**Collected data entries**
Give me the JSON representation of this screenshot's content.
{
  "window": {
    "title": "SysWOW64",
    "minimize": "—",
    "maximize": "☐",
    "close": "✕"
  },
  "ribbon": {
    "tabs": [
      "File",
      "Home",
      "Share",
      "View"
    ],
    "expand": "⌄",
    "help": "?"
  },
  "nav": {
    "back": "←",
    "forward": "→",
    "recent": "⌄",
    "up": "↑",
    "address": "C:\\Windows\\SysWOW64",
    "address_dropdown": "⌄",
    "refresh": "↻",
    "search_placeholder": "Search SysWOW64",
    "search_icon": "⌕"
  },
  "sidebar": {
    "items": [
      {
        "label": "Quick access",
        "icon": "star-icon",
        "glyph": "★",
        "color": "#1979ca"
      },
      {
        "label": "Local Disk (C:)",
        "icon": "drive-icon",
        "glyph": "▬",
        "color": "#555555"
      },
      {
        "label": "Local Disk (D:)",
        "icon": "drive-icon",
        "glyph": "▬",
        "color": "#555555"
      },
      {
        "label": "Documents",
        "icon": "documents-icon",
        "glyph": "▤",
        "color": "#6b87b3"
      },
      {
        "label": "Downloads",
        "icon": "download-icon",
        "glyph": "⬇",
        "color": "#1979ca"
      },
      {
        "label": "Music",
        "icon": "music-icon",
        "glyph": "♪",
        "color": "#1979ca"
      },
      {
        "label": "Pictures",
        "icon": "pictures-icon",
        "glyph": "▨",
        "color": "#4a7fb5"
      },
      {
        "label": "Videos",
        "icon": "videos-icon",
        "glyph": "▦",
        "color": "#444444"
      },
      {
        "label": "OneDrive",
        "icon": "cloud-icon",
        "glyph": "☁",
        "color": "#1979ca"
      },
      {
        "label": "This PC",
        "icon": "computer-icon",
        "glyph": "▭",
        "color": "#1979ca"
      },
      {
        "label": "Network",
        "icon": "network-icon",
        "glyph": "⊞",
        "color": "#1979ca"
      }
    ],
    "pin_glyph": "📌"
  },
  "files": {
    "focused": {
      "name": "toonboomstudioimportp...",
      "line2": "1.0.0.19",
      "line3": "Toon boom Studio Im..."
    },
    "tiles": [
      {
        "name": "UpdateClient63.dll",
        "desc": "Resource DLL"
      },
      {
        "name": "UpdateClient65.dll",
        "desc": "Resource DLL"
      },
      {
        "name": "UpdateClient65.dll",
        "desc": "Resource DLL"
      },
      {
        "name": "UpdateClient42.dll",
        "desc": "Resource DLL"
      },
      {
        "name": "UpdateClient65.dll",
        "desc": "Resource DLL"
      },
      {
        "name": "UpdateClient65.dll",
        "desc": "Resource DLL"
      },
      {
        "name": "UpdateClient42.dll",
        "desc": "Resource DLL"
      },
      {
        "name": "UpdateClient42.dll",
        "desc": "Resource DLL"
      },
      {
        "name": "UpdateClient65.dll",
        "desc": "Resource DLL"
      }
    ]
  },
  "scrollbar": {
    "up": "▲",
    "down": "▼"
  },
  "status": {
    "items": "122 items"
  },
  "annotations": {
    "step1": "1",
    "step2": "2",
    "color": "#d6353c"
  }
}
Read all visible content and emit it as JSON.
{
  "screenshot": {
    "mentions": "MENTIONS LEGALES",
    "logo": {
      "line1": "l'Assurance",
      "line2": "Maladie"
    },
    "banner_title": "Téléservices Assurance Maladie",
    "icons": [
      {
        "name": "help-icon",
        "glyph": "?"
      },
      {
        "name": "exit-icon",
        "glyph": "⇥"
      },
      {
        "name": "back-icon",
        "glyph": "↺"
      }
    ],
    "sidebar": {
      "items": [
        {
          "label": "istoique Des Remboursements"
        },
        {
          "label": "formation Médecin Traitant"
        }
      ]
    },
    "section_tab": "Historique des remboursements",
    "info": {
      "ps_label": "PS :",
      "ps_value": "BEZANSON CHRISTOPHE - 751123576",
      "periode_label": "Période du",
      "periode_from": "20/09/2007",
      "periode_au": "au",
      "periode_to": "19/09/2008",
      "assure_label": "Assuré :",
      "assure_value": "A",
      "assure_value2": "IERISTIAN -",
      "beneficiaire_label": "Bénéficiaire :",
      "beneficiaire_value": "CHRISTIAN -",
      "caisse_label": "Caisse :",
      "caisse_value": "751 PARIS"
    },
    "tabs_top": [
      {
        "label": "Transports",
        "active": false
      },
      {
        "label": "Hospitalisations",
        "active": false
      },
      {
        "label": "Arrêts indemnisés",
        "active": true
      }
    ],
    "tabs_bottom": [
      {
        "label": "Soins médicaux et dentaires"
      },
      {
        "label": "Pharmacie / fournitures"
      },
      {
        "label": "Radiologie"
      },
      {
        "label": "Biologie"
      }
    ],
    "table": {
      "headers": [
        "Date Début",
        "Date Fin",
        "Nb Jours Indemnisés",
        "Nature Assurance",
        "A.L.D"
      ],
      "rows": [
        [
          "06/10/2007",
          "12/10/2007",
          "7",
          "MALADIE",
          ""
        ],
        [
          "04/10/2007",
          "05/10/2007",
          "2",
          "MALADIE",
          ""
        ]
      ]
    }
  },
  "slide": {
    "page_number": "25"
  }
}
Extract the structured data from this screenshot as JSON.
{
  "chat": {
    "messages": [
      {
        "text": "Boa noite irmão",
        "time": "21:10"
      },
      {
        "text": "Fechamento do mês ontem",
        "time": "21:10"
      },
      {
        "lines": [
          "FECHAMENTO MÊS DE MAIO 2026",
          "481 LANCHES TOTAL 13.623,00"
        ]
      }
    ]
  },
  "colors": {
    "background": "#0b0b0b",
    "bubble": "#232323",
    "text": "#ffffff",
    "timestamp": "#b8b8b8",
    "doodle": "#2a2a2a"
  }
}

**GIVEN PROBLEM**
Reproduce the lines from the one containing "Extract the structured" to the end of the entries, keeping both ends and adding nothing.

**TASK RESPONSE**
Extract the structured data from this screenshot as JSON.
{
  "chat": {
    "messages": [
      {
        "text": "Boa noite irmão",
        "time": "21:10"
      },
      {
        "text": "Fechamento do mês ontem",
        "time": "21:10"
      },
      {
        "lines": [
          "FECHAMENTO MÊS DE MAIO 2026",
          "481 LANCHES TOTAL 13.623,00"
        ]
      }
    ]
  },
  "colors": {
    "background": "#0b0b0b",
    "bubble": "#232323",
    "text": "#ffffff",
    "timestamp": "#b8b8b8",
    "doodle": "#2a2a2a"
  }
}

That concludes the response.